(Figure record listings)
- - - - -

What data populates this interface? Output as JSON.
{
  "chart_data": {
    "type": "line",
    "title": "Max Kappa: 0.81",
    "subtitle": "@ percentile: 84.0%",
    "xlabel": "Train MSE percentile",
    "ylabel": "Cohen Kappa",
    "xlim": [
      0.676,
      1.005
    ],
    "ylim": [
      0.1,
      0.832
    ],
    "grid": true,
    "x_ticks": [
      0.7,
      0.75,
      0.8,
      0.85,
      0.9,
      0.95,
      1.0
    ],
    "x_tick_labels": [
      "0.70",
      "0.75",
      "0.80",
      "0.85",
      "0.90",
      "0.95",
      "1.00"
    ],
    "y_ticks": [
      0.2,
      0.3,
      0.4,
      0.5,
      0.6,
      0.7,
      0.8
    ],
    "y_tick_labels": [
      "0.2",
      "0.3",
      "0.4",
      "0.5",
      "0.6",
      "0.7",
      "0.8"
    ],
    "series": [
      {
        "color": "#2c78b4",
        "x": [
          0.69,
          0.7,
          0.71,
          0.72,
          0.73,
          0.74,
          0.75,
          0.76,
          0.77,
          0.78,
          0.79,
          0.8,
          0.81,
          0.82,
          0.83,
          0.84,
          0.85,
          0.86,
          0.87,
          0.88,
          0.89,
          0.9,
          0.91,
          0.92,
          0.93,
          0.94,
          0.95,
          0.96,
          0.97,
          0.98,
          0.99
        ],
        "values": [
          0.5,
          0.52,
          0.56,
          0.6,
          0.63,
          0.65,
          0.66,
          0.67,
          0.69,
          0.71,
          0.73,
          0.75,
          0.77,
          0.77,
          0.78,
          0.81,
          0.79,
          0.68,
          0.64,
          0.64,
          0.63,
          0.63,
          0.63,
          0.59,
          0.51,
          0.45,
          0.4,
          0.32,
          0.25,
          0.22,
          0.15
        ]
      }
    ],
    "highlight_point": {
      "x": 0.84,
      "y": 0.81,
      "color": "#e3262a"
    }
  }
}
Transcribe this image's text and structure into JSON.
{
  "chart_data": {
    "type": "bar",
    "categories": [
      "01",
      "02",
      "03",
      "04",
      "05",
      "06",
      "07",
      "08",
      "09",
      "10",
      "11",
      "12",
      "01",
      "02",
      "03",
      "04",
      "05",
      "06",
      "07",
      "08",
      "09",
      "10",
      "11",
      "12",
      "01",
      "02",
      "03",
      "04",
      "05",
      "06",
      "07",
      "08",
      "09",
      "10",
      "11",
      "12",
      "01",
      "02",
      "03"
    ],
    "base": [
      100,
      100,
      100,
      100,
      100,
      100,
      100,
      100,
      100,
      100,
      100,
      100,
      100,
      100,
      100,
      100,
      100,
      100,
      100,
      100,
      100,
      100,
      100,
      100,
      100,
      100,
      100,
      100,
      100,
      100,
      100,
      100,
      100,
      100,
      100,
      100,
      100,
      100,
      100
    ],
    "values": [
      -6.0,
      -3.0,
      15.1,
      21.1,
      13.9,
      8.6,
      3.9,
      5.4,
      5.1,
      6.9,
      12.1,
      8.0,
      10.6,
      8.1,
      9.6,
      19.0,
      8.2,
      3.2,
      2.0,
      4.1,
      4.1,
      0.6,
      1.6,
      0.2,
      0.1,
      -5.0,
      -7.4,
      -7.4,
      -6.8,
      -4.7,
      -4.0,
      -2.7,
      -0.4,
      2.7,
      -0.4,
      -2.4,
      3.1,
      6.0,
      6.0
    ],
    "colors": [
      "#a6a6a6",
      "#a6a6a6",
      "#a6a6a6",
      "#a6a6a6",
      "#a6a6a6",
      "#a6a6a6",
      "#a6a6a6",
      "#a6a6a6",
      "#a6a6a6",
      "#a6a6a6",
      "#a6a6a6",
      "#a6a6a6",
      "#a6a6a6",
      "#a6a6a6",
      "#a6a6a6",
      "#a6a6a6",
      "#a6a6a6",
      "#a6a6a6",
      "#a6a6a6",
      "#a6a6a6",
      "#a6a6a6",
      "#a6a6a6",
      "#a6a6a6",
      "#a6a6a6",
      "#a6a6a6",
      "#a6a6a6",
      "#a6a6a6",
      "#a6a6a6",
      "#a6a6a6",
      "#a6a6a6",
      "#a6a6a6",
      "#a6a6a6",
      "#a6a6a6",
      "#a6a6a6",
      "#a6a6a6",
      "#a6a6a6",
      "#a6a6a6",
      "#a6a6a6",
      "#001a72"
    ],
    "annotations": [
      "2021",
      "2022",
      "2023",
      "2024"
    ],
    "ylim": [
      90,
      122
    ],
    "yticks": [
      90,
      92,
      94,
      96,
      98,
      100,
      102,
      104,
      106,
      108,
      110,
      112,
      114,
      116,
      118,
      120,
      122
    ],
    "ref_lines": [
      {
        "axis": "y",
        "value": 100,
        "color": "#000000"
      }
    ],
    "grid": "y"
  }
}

- - - - -

Looking at the records above, work out how many lines include the string "this". Give the number and nothing else.

2